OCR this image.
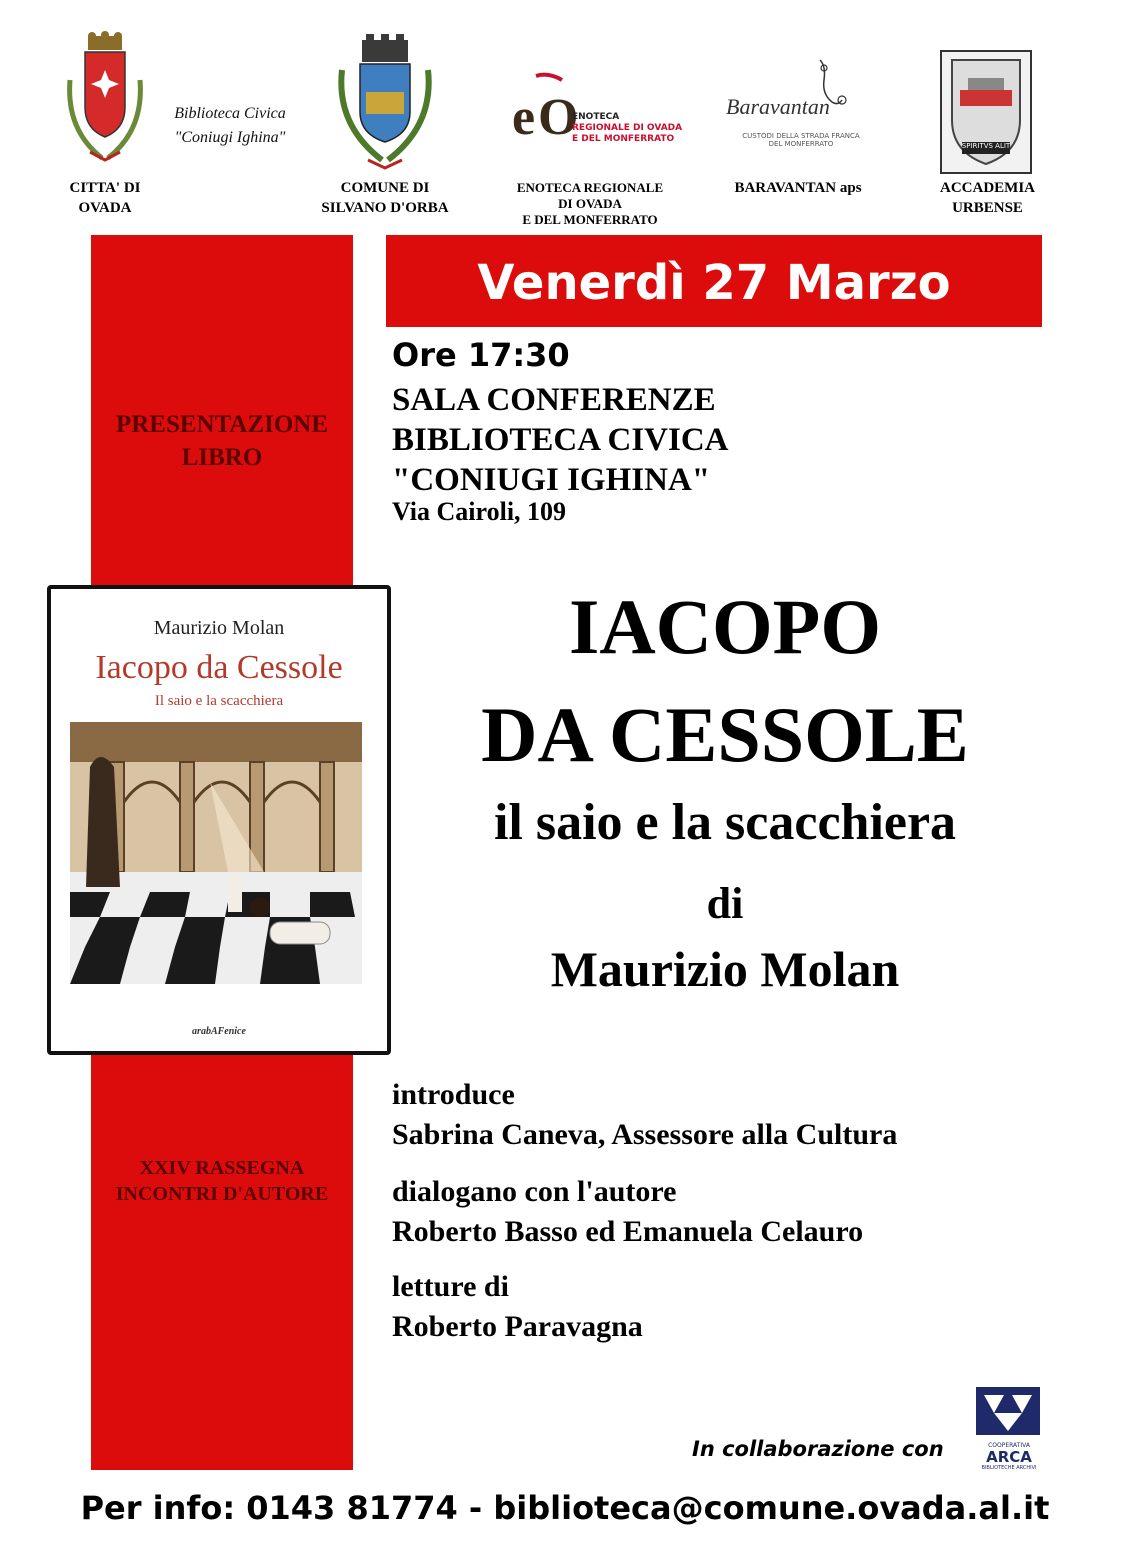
CITTA' DI
OVADA
Biblioteca Civica
"Coniugi Ighina"
COMUNE DI
SILVANO D'ORBA
e O
ENOTECA
REGIONALE DI OVADA
E DEL MONFERRATO
ENOTECA REGIONALE
DI OVADA
E DEL MONFERRATO
Baravantan
CUSTODI DELLA STRADA FRANCA
DEL MONFERRATO
BARAVANTAN aps
SPIRITVS ALIT
ACCADEMIA
URBENSE
PRESENTAZIONE
LIBRO
XXIV RASSEGNA
INCONTRI D'AUTORE
Venerdì 27 Marzo
Ore 17:30
SALA CONFERENZE
BIBLIOTECA CIVICA
"CONIUGI IGHINA"
Via Cairoli, 109
Maurizio Molan
Iacopo da Cessole
Il saio e la scacchiera
arabAFenice
IACOPO
DA CESSOLE
il saio e la scacchiera
di
Maurizio Molan
introduce
Sabrina Caneva, Assessore alla Cultura
dialogano con l'autore
Roberto Basso ed Emanuela Celauro
letture di
Roberto Paravagna
In collaborazione con	COOPERATIVA
ARCA
BIBLIOTECHE ARCHIVI
Per info: 0143 81774 - biblioteca@comune.ovada.al.it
*-*-*
What the exercise asks:
Pick out each line that holds the string "Roberto".

Response:
Roberto Basso ed Emanuela Celauro
Roberto Paravagna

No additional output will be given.